Extracted data entries
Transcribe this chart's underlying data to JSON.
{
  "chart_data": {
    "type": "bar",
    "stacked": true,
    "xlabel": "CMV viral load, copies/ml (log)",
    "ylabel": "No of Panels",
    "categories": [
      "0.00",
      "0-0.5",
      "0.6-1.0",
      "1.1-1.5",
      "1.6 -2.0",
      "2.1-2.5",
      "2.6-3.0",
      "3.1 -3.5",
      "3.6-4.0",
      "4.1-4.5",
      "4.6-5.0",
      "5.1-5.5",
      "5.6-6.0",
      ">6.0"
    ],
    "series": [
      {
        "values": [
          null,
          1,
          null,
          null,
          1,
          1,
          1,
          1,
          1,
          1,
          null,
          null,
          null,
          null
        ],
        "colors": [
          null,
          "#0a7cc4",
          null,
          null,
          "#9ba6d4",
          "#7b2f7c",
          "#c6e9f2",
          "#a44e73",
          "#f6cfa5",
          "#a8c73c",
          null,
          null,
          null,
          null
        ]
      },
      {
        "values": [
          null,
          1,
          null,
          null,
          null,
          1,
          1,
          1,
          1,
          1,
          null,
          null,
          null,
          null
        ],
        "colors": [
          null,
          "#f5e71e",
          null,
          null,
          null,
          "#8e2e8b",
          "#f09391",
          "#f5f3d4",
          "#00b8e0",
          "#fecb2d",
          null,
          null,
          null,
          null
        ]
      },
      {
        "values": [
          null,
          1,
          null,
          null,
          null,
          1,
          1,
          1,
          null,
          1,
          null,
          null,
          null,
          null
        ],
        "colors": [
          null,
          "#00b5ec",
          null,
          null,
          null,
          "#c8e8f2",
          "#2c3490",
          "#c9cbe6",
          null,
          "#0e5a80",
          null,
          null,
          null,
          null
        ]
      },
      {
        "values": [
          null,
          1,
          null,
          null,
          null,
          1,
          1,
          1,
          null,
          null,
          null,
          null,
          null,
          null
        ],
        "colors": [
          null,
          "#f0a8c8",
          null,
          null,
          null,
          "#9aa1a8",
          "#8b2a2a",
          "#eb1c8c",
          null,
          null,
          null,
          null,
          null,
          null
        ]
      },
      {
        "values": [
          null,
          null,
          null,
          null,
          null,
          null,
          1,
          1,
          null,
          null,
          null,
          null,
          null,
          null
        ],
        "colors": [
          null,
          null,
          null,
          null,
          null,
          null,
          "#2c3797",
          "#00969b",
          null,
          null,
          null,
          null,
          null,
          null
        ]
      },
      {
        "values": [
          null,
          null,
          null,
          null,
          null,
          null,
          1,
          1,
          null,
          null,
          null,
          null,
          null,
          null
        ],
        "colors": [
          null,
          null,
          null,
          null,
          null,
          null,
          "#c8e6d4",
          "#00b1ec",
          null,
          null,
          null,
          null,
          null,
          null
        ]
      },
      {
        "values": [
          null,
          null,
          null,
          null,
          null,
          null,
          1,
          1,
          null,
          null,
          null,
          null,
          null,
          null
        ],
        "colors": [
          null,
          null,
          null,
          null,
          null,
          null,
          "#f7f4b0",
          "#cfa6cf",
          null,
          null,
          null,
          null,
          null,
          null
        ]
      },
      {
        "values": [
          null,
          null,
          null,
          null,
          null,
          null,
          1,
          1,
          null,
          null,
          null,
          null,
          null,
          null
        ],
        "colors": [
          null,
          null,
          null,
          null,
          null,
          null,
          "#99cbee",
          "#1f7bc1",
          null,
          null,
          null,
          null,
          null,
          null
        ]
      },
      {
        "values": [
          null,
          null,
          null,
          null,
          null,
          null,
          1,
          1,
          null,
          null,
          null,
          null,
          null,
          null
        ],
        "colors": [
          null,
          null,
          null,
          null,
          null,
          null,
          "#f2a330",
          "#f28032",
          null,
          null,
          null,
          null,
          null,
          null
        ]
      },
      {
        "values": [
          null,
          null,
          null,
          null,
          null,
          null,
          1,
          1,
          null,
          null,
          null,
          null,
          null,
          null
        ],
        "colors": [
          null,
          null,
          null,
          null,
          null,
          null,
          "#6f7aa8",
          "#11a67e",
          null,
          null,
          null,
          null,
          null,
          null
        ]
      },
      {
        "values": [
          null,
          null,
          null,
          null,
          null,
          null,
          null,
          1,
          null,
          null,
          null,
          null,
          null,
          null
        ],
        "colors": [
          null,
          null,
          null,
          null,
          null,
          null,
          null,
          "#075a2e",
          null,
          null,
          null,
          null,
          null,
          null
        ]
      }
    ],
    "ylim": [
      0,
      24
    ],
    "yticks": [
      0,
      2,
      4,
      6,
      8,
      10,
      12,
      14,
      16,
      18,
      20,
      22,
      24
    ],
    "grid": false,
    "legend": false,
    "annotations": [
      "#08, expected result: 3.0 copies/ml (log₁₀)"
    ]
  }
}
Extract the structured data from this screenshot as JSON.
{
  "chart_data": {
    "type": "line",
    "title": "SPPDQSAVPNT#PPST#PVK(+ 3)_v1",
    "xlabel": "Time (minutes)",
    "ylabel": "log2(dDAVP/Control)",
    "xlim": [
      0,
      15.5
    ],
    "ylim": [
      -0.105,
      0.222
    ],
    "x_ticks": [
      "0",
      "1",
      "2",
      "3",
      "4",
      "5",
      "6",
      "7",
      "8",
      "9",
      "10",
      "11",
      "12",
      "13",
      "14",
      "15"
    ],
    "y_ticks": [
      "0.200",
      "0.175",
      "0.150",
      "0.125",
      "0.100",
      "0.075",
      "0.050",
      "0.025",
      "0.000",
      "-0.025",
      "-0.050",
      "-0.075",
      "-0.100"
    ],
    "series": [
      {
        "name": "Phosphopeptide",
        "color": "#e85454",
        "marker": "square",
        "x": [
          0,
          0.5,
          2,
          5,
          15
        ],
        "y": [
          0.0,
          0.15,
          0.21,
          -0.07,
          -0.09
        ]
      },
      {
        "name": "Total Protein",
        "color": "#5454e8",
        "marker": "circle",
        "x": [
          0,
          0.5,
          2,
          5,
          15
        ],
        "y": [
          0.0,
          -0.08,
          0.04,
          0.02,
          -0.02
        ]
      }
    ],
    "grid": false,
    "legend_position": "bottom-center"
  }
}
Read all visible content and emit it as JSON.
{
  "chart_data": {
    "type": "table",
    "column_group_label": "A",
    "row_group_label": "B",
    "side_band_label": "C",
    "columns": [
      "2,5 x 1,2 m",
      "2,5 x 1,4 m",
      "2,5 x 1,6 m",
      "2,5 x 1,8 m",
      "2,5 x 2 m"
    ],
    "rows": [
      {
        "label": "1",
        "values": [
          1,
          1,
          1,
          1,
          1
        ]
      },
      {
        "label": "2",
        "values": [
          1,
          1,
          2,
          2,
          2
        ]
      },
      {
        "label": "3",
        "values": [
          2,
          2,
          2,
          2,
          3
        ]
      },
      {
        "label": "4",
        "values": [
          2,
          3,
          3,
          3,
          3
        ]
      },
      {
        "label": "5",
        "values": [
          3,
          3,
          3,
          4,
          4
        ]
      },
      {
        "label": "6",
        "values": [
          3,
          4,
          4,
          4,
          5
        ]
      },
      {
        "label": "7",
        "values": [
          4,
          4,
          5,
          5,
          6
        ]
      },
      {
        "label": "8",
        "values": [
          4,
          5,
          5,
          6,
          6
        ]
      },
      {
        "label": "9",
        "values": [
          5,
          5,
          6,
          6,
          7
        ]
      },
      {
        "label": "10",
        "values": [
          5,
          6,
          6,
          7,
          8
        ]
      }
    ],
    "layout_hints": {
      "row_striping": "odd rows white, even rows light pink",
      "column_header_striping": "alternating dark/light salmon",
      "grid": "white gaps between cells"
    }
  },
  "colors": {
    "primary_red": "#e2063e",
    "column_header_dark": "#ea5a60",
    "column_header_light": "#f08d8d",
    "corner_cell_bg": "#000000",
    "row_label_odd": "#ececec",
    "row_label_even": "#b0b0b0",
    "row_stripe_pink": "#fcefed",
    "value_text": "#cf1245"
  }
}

#### [Your objective]
Across all the entries above, count each line that has the word "rows" in it, and give only the count.

#### [Exercise answer]
2